### Exercise description
Reproduce the Titanic survival passage below in full, word for word.

### Source passage
The R.M.S. Titanic has captivated the world since it sank the night of April 14, 1912. Scrolling through the data sets, even seeing the word “Titanic” was so evocative I had to select it even just to see what it contained.
The Titanic disaster was a turning point for marine transportation even today. Many rules, laws, and safety procedures that stemmed from investigation and recommendations following the sinking are still in place today. The question I wish to address using the current data set is:
What did the typical survivor and victim look like?
Perhaps obviously, my assumption before doing much analysis is that women, children, and 1st class passengers would be the most likely survivor and older, male, and 3rd class passengers the most likely victim, following in the “women and children first” trope. I wish this data set had additional categories, such as crew or passenger status, national origin, and room and deck assignments.
Downloading the data set and re-uploading it to my GitHub successfully pulling from my account.
TiSurURL <- "https://raw.githubusercontent.com/iscostello/Rbridgedata/master/TitanicSurvival.csv"

### Material
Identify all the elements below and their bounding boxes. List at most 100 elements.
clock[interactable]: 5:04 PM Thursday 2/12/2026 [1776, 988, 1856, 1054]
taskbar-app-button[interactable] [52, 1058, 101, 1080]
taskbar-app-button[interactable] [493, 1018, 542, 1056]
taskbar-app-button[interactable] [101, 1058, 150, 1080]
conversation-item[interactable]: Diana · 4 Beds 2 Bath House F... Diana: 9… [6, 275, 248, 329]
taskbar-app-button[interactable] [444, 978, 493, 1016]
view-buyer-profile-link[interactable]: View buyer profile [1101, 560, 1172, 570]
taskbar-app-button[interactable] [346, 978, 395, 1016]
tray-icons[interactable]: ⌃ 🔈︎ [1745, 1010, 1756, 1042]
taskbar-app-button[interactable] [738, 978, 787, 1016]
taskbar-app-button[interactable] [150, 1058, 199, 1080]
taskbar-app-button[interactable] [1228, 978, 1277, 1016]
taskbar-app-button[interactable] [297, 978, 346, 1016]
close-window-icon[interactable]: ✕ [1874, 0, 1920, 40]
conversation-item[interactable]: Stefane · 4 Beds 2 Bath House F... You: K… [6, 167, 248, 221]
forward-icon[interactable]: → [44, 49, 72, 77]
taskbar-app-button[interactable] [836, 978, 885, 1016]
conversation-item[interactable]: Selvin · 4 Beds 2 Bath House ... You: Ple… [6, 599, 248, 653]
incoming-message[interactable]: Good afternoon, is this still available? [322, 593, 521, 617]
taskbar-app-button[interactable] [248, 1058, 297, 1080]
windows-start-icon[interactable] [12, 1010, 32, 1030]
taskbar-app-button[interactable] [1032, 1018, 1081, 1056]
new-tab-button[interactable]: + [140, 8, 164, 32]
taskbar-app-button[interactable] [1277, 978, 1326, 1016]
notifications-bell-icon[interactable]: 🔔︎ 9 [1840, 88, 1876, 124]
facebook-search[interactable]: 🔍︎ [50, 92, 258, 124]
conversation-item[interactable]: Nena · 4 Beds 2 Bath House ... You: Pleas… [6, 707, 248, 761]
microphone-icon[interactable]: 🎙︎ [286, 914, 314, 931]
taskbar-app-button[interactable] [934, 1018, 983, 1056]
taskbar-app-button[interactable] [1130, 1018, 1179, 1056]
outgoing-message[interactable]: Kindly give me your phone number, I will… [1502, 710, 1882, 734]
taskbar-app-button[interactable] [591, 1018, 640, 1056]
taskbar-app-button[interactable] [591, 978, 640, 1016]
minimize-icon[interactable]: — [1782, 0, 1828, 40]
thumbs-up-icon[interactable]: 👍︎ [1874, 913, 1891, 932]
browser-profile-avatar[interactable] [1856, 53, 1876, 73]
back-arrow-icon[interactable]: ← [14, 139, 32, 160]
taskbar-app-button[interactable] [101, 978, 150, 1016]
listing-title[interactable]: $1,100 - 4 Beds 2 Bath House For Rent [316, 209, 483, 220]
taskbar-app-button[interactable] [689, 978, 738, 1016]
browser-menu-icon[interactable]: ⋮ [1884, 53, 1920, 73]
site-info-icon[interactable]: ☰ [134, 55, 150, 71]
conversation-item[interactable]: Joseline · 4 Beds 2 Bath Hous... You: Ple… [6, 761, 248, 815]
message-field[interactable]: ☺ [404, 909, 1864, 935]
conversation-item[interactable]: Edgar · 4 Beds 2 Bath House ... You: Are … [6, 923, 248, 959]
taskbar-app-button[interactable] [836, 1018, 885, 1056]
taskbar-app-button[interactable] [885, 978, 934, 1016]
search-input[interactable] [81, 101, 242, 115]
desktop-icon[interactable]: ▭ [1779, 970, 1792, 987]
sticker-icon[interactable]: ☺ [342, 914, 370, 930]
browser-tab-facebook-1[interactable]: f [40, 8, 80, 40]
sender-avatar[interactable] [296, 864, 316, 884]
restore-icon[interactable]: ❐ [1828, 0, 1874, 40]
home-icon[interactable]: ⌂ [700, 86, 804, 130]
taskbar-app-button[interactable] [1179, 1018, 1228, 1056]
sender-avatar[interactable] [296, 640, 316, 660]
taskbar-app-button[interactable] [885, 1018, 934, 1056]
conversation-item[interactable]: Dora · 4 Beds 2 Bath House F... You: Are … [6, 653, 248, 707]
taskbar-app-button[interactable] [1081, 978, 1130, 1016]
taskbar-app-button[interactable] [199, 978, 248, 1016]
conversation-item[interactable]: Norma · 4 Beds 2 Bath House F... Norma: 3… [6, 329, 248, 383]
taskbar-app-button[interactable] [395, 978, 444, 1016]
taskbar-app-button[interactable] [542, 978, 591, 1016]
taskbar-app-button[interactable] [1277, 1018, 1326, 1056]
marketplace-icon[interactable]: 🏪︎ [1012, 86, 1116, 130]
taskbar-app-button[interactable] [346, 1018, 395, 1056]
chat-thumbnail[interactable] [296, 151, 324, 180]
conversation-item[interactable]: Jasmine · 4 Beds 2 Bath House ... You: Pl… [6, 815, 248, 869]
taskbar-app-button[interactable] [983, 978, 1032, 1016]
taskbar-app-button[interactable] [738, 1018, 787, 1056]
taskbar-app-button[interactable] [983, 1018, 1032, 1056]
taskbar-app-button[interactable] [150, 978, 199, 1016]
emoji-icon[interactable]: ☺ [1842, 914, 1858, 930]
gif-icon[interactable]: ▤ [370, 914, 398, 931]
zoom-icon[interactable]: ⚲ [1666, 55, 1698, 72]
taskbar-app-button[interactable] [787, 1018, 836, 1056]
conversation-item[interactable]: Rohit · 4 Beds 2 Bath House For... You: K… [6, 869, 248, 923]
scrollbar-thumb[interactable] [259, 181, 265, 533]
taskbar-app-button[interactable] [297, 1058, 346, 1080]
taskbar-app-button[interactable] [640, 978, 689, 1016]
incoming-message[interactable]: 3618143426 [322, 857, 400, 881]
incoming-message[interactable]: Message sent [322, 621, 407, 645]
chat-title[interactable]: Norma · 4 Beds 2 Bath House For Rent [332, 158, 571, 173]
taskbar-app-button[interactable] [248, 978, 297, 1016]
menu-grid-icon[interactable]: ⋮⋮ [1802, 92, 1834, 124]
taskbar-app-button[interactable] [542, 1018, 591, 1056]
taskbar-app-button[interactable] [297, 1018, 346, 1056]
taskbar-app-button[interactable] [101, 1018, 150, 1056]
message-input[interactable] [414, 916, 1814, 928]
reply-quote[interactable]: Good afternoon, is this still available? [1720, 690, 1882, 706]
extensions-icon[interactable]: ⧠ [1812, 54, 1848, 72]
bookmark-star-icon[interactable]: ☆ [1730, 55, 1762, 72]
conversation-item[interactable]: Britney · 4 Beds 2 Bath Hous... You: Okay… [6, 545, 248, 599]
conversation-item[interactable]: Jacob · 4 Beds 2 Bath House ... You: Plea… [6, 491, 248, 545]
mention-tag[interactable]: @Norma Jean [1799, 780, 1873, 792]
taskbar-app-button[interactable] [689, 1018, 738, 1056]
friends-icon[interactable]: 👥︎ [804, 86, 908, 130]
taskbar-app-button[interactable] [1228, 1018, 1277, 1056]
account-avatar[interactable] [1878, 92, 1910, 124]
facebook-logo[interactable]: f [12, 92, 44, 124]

### Completed task
The R.M.S. Titanic has captivated the world since it sank the night of April 14, 1912. Scrolling through the data sets, even seeing the word “Titanic” was so evocative I had to select it even just to see what it contained.
The Titanic disaster was a turning point for marine transportation even today. Many rules, laws, and safety procedures that stemmed from investigation and recommendations following the sinking are still in place today. The question I wish to address using the current data set is:
What did the typical survivor and victim look like?
Perhaps obviously, my assumption before doing much analysis is that women, children, and 1st class passengers would be the most likely survivor and older, male, and 3rd class passengers the most likely victim, following in the “women and children first” trope. I wish this data set had additional categories, such as crew or passenger status, national origin, and room and deck assignments.
Downloading the data set and re-uploading it to my GitHub successfully pulling from my account.
TiSurURL <- "https://raw.githubusercontent.com/iscostello/Rbridgedata/master/TitanicSurvival.csv"